▶ SET TASK
Each record below must be returned exactly as shown.

▶ SUPPLIED MATERIAL
* * * * *

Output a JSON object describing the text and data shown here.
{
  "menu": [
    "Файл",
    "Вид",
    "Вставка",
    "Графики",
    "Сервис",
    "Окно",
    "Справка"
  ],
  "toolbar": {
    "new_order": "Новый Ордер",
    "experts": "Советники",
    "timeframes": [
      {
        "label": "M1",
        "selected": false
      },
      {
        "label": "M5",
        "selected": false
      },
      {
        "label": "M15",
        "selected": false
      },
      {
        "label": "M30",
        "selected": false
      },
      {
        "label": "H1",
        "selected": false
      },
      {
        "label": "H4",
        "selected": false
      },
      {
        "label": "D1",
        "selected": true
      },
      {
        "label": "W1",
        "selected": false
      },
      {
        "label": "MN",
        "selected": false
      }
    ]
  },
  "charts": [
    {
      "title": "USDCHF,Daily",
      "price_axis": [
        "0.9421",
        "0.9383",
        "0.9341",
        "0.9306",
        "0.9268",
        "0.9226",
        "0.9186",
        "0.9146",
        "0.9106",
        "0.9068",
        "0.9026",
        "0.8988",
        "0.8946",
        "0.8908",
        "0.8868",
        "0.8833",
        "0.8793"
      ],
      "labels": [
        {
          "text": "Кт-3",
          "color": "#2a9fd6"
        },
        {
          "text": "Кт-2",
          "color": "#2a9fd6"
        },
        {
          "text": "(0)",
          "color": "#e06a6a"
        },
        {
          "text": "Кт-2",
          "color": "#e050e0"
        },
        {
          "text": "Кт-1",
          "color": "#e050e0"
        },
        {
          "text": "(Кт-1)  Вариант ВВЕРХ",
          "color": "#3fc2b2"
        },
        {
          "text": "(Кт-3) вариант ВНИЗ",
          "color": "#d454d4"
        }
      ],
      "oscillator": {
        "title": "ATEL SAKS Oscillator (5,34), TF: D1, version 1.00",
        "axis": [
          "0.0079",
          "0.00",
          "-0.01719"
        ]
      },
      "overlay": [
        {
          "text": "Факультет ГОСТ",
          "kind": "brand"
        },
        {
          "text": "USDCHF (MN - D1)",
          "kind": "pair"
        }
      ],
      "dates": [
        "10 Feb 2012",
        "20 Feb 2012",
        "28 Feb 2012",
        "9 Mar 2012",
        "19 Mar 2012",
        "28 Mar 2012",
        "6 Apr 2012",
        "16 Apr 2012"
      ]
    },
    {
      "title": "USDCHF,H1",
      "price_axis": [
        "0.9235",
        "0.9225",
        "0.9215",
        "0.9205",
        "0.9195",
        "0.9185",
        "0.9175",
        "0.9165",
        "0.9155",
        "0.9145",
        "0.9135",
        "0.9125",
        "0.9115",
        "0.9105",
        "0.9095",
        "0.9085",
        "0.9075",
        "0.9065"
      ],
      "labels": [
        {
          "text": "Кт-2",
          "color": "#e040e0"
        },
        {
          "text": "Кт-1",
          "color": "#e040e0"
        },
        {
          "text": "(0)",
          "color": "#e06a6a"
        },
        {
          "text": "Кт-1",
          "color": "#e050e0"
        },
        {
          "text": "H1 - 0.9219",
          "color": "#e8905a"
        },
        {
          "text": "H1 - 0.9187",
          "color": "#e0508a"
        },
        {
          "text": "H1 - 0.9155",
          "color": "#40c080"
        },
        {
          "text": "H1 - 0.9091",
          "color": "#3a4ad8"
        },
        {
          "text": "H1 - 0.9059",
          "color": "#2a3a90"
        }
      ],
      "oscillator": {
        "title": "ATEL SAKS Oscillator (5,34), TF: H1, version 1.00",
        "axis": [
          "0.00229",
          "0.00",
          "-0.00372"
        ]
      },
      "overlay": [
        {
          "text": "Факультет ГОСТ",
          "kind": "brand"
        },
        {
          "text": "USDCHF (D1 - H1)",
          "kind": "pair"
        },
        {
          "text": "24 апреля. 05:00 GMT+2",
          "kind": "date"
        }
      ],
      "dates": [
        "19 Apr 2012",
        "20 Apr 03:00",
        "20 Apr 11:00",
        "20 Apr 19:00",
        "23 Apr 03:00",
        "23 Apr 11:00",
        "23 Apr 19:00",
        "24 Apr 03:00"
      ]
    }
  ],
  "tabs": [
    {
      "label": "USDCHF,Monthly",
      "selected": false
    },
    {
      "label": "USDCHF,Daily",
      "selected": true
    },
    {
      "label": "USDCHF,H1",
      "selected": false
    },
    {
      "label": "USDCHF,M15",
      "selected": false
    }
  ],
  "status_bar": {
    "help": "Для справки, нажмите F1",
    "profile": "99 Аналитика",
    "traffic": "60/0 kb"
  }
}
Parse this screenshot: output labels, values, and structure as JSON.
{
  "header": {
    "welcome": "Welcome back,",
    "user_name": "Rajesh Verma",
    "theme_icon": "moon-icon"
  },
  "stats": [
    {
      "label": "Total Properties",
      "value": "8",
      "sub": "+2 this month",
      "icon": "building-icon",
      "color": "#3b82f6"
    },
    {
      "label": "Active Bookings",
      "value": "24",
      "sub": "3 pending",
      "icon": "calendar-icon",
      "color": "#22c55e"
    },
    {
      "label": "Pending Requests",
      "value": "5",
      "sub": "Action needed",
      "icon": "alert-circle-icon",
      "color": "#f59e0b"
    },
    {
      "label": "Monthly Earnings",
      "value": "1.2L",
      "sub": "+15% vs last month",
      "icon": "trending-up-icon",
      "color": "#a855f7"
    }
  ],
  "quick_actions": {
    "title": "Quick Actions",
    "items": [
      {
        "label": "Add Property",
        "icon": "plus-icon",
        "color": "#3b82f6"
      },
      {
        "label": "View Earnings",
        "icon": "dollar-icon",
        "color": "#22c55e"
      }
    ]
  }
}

* * * * *

▶ SOLVED PROBLEM
Output a JSON object describing the text and data shown here.
{
  "menu": [
    "Файл",
    "Вид",
    "Вставка",
    "Графики",
    "Сервис",
    "Окно",
    "Справка"
  ],
  "toolbar": {
    "new_order": "Новый Ордер",
    "experts": "Советники",
    "timeframes": [
      {
        "label": "M1",
        "selected": false
      },
      {
        "label": "M5",
        "selected": false
      },
      {
        "label": "M15",
        "selected": false
      },
      {
        "label": "M30",
        "selected": false
      },
      {
        "label": "H1",
        "selected": false
      },
      {
        "label": "H4",
        "selected": false
      },
      {
        "label": "D1",
        "selected": true
      },
      {
        "label": "W1",
        "selected": false
      },
      {
        "label": "MN",
        "selected": false
      }
    ]
  },
  "charts": [
    {
      "title": "USDCHF,Daily",
      "price_axis": [
        "0.9421",
        "0.9383",
        "0.9341",
        "0.9306",
        "0.9268",
        "0.9226",
        "0.9186",
        "0.9146",
        "0.9106",
        "0.9068",
        "0.9026",
        "0.8988",
        "0.8946",
        "0.8908",
        "0.8868",
        "0.8833",
        "0.8793"
      ],
      "labels": [
        {
          "text": "Кт-3",
          "color": "#2a9fd6"
        },
        {
          "text": "Кт-2",
          "color": "#2a9fd6"
        },
        {
          "text": "(0)",
          "color": "#e06a6a"
        },
        {
          "text": "Кт-2",
          "color": "#e050e0"
        },
        {
          "text": "Кт-1",
          "color": "#e050e0"
        },
        {
          "text": "(Кт-1)  Вариант ВВЕРХ",
          "color": "#3fc2b2"
        },
        {
          "text": "(Кт-3) вариант ВНИЗ",
          "color": "#d454d4"
        }
      ],
      "oscillator": {
        "title": "ATEL SAKS Oscillator (5,34), TF: D1, version 1.00",
        "axis": [
          "0.0079",
          "0.00",
          "-0.01719"
        ]
      },
      "overlay": [
        {
          "text": "Факультет ГОСТ",
          "kind": "brand"
        },
        {
          "text": "USDCHF (MN - D1)",
          "kind": "pair"
        }
      ],
      "dates": [
        "10 Feb 2012",
        "20 Feb 2012",
        "28 Feb 2012",
        "9 Mar 2012",
        "19 Mar 2012",
        "28 Mar 2012",
        "6 Apr 2012",
        "16 Apr 2012"
      ]
    },
    {
      "title": "USDCHF,H1",
      "price_axis": [
        "0.9235",
        "0.9225",
        "0.9215",
        "0.9205",
        "0.9195",
        "0.9185",
        "0.9175",
        "0.9165",
        "0.9155",
        "0.9145",
        "0.9135",
        "0.9125",
        "0.9115",
        "0.9105",
        "0.9095",
        "0.9085",
        "0.9075",
        "0.9065"
      ],
      "labels": [
        {
          "text": "Кт-2",
          "color": "#e040e0"
        },
        {
          "text": "Кт-1",
          "color": "#e040e0"
        },
        {
          "text": "(0)",
          "color": "#e06a6a"
        },
        {
          "text": "Кт-1",
          "color": "#e050e0"
        },
        {
          "text": "H1 - 0.9219",
          "color": "#e8905a"
        },
        {
          "text": "H1 - 0.9187",
          "color": "#e0508a"
        },
        {
          "text": "H1 - 0.9155",
          "color": "#40c080"
        },
        {
          "text": "H1 - 0.9091",
          "color": "#3a4ad8"
        },
        {
          "text": "H1 - 0.9059",
          "color": "#2a3a90"
        }
      ],
      "oscillator": {
        "title": "ATEL SAKS Oscillator (5,34), TF: H1, version 1.00",
        "axis": [
          "0.00229",
          "0.00",
          "-0.00372"
        ]
      },
      "overlay": [
        {
          "text": "Факультет ГОСТ",
          "kind": "brand"
        },
        {
          "text": "USDCHF (D1 - H1)",
          "kind": "pair"
        },
        {
          "text": "24 апреля. 05:00 GMT+2",
          "kind": "date"
        }
      ],
      "dates": [
        "19 Apr 2012",
        "20 Apr 03:00",
        "20 Apr 11:00",
        "20 Apr 19:00",
        "23 Apr 03:00",
        "23 Apr 11:00",
        "23 Apr 19:00",
        "24 Apr 03:00"
      ]
    }
  ],
  "tabs": [
    {
      "label": "USDCHF,Monthly",
      "selected": false
    },
    {
      "label": "USDCHF,Daily",
      "selected": true
    },
    {
      "label": "USDCHF,H1",
      "selected": false
    },
    {
      "label": "USDCHF,M15",
      "selected": false
    }
  ],
  "status_bar": {
    "help": "Для справки, нажмите F1",
    "profile": "99 Аналитика",
    "traffic": "60/0 kb"
  }
}
Parse this screenshot: output labels, values, and structure as JSON.
{
  "header": {
    "welcome": "Welcome back,",
    "user_name": "Rajesh Verma",
    "theme_icon": "moon-icon"
  },
  "stats": [
    {
      "label": "Total Properties",
      "value": "8",
      "sub": "+2 this month",
      "icon": "building-icon",
      "color": "#3b82f6"
    },
    {
      "label": "Active Bookings",
      "value": "24",
      "sub": "3 pending",
      "icon": "calendar-icon",
      "color": "#22c55e"
    },
    {
      "label": "Pending Requests",
      "value": "5",
      "sub": "Action needed",
      "icon": "alert-circle-icon",
      "color": "#f59e0b"
    },
    {
      "label": "Monthly Earnings",
      "value": "1.2L",
      "sub": "+15% vs last month",
      "icon": "trending-up-icon",
      "color": "#a855f7"
    }
  ],
  "quick_actions": {
    "title": "Quick Actions",
    "items": [
      {
        "label": "Add Property",
        "icon": "plus-icon",
        "color": "#3b82f6"
      },
      {
        "label": "View Earnings",
        "icon": "dollar-icon",
        "color": "#22c55e"
      }
    ]
  }
}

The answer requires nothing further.